> Work instructions
Make an exact copy of each entry, leaving out every picture.

>> BEGIN

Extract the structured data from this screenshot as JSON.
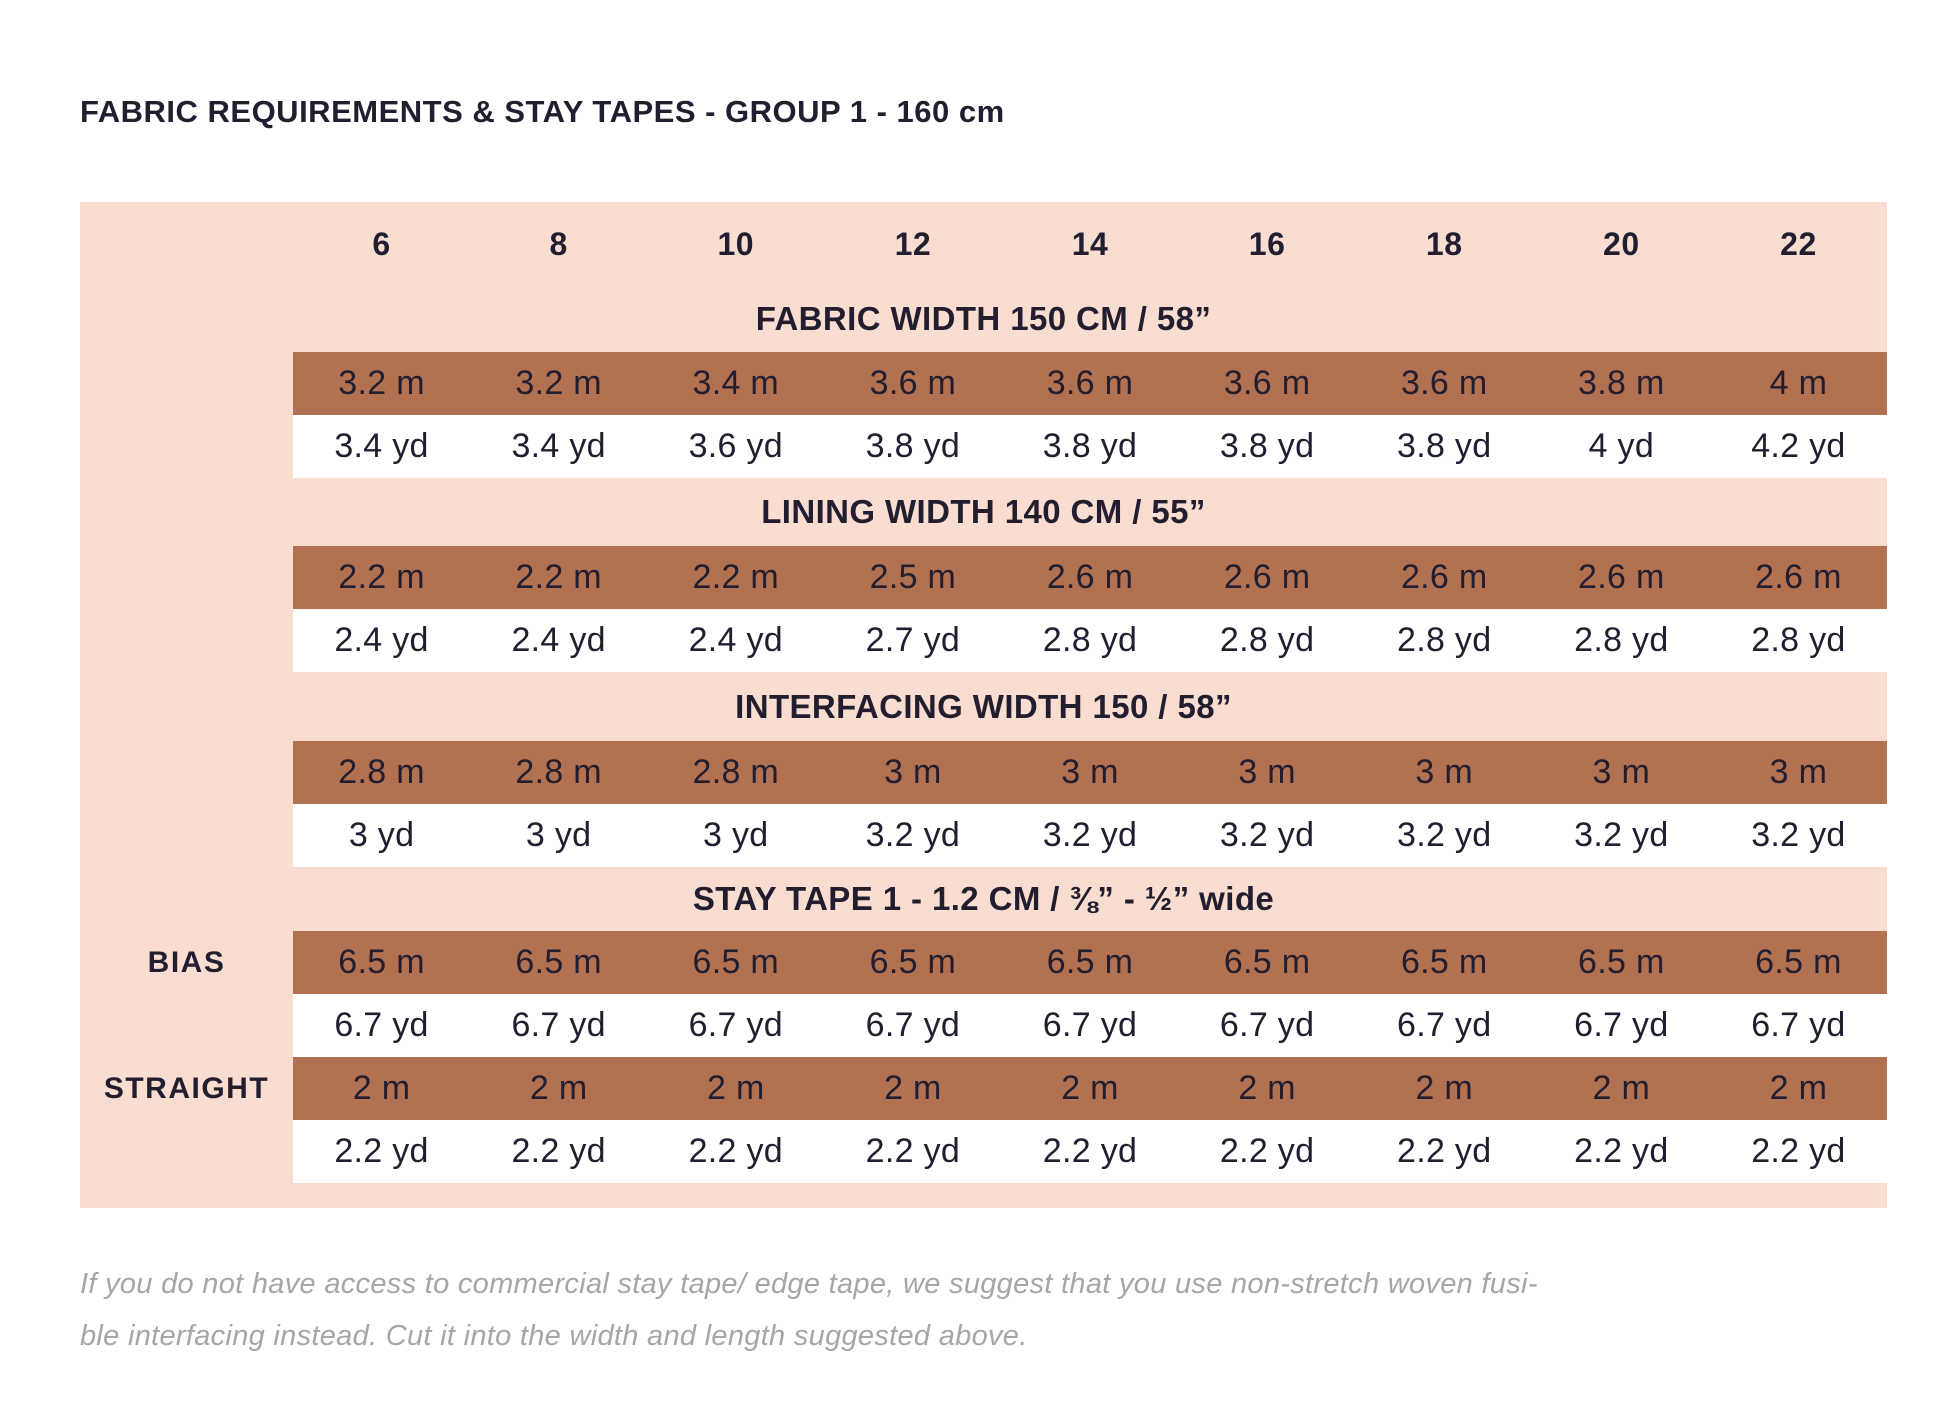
{
  "title": "FABRIC REQUIREMENTS & STAY TAPES - GROUP 1 - 160 cm",
  "colors": {
    "peach": "#f8ddd0",
    "brown": "#b27150",
    "text_dark": "#221e30",
    "footer_gray": "#a6a6a6",
    "page_bg": "#ffffff"
  },
  "table": {
    "sizes": [
      "6",
      "8",
      "10",
      "12",
      "14",
      "16",
      "18",
      "20",
      "22"
    ],
    "sections": [
      {
        "header": "FABRIC WIDTH 150 CM / 58”",
        "rows": [
          {
            "label": "",
            "style": "brown",
            "values": [
              "3.2 m",
              "3.2 m",
              "3.4 m",
              "3.6 m",
              "3.6 m",
              "3.6 m",
              "3.6 m",
              "3.8 m",
              "4 m"
            ]
          },
          {
            "label": "",
            "style": "white",
            "values": [
              "3.4 yd",
              "3.4 yd",
              "3.6 yd",
              "3.8 yd",
              "3.8 yd",
              "3.8 yd",
              "3.8 yd",
              "4 yd",
              "4.2 yd"
            ]
          }
        ]
      },
      {
        "header": "LINING WIDTH 140 CM / 55”",
        "rows": [
          {
            "label": "",
            "style": "brown",
            "values": [
              "2.2 m",
              "2.2 m",
              "2.2 m",
              "2.5 m",
              "2.6 m",
              "2.6 m",
              "2.6 m",
              "2.6 m",
              "2.6 m"
            ]
          },
          {
            "label": "",
            "style": "white",
            "values": [
              "2.4 yd",
              "2.4 yd",
              "2.4 yd",
              "2.7 yd",
              "2.8 yd",
              "2.8 yd",
              "2.8 yd",
              "2.8 yd",
              "2.8 yd"
            ]
          }
        ]
      },
      {
        "header": "INTERFACING WIDTH 150 / 58”",
        "rows": [
          {
            "label": "",
            "style": "brown",
            "values": [
              "2.8 m",
              "2.8 m",
              "2.8 m",
              "3 m",
              "3 m",
              "3 m",
              "3 m",
              "3 m",
              "3 m"
            ]
          },
          {
            "label": "",
            "style": "white",
            "values": [
              "3 yd",
              "3 yd",
              "3 yd",
              "3.2 yd",
              "3.2 yd",
              "3.2 yd",
              "3.2 yd",
              "3.2 yd",
              "3.2 yd"
            ]
          }
        ]
      },
      {
        "header": "STAY TAPE 1 - 1.2 CM / ⅜” - ½” wide",
        "rows": [
          {
            "label": "BIAS",
            "style": "brown",
            "values": [
              "6.5 m",
              "6.5 m",
              "6.5 m",
              "6.5 m",
              "6.5 m",
              "6.5 m",
              "6.5 m",
              "6.5 m",
              "6.5 m"
            ]
          },
          {
            "label": "",
            "style": "white",
            "values": [
              "6.7 yd",
              "6.7 yd",
              "6.7 yd",
              "6.7 yd",
              "6.7 yd",
              "6.7 yd",
              "6.7 yd",
              "6.7 yd",
              "6.7 yd"
            ]
          },
          {
            "label": "STRAIGHT",
            "style": "brown",
            "values": [
              "2 m",
              "2 m",
              "2 m",
              "2 m",
              "2 m",
              "2 m",
              "2 m",
              "2 m",
              "2 m"
            ]
          },
          {
            "label": "",
            "style": "white",
            "values": [
              "2.2 yd",
              "2.2 yd",
              "2.2 yd",
              "2.2 yd",
              "2.2 yd",
              "2.2 yd",
              "2.2 yd",
              "2.2 yd",
              "2.2 yd"
            ]
          }
        ]
      }
    ]
  },
  "footer": {
    "lines": [
      "If you do not have access to commercial stay tape/ edge tape, we suggest that you use non-stretch woven fusi-",
      "ble interfacing instead. Cut it into the width and length suggested above."
    ]
  }
}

>> END

> Exercise solution
Extract the structured data from this screenshot as JSON.
{
  "title": "FABRIC REQUIREMENTS & STAY TAPES - GROUP 1 - 160 cm",
  "colors": {
    "peach": "#f8ddd0",
    "brown": "#b27150",
    "text_dark": "#221e30",
    "footer_gray": "#a6a6a6",
    "page_bg": "#ffffff"
  },
  "table": {
    "sizes": [
      "6",
      "8",
      "10",
      "12",
      "14",
      "16",
      "18",
      "20",
      "22"
    ],
    "sections": [
      {
        "header": "FABRIC WIDTH 150 CM / 58”",
        "rows": [
          {
            "label": "",
            "style": "brown",
            "values": [
              "3.2 m",
              "3.2 m",
              "3.4 m",
              "3.6 m",
              "3.6 m",
              "3.6 m",
              "3.6 m",
              "3.8 m",
              "4 m"
            ]
          },
          {
            "label": "",
            "style": "white",
            "values": [
              "3.4 yd",
              "3.4 yd",
              "3.6 yd",
              "3.8 yd",
              "3.8 yd",
              "3.8 yd",
              "3.8 yd",
              "4 yd",
              "4.2 yd"
            ]
          }
        ]
      },
      {
        "header": "LINING WIDTH 140 CM / 55”",
        "rows": [
          {
            "label": "",
            "style": "brown",
            "values": [
              "2.2 m",
              "2.2 m",
              "2.2 m",
              "2.5 m",
              "2.6 m",
              "2.6 m",
              "2.6 m",
              "2.6 m",
              "2.6 m"
            ]
          },
          {
            "label": "",
            "style": "white",
            "values": [
              "2.4 yd",
              "2.4 yd",
              "2.4 yd",
              "2.7 yd",
              "2.8 yd",
              "2.8 yd",
              "2.8 yd",
              "2.8 yd",
              "2.8 yd"
            ]
          }
        ]
      },
      {
        "header": "INTERFACING WIDTH 150 / 58”",
        "rows": [
          {
            "label": "",
            "style": "brown",
            "values": [
              "2.8 m",
              "2.8 m",
              "2.8 m",
              "3 m",
              "3 m",
              "3 m",
              "3 m",
              "3 m",
              "3 m"
            ]
          },
          {
            "label": "",
            "style": "white",
            "values": [
              "3 yd",
              "3 yd",
              "3 yd",
              "3.2 yd",
              "3.2 yd",
              "3.2 yd",
              "3.2 yd",
              "3.2 yd",
              "3.2 yd"
            ]
          }
        ]
      },
      {
        "header": "STAY TAPE 1 - 1.2 CM / ⅜” - ½” wide",
        "rows": [
          {
            "label": "BIAS",
            "style": "brown",
            "values": [
              "6.5 m",
              "6.5 m",
              "6.5 m",
              "6.5 m",
              "6.5 m",
              "6.5 m",
              "6.5 m",
              "6.5 m",
              "6.5 m"
            ]
          },
          {
            "label": "",
            "style": "white",
            "values": [
              "6.7 yd",
              "6.7 yd",
              "6.7 yd",
              "6.7 yd",
              "6.7 yd",
              "6.7 yd",
              "6.7 yd",
              "6.7 yd",
              "6.7 yd"
            ]
          },
          {
            "label": "STRAIGHT",
            "style": "brown",
            "values": [
              "2 m",
              "2 m",
              "2 m",
              "2 m",
              "2 m",
              "2 m",
              "2 m",
              "2 m",
              "2 m"
            ]
          },
          {
            "label": "",
            "style": "white",
            "values": [
              "2.2 yd",
              "2.2 yd",
              "2.2 yd",
              "2.2 yd",
              "2.2 yd",
              "2.2 yd",
              "2.2 yd",
              "2.2 yd",
              "2.2 yd"
            ]
          }
        ]
      }
    ]
  },
  "footer": {
    "lines": [
      "If you do not have access to commercial stay tape/ edge tape, we suggest that you use non-stretch woven fusi-",
      "ble interfacing instead. Cut it into the width and length suggested above."
    ]
  }
}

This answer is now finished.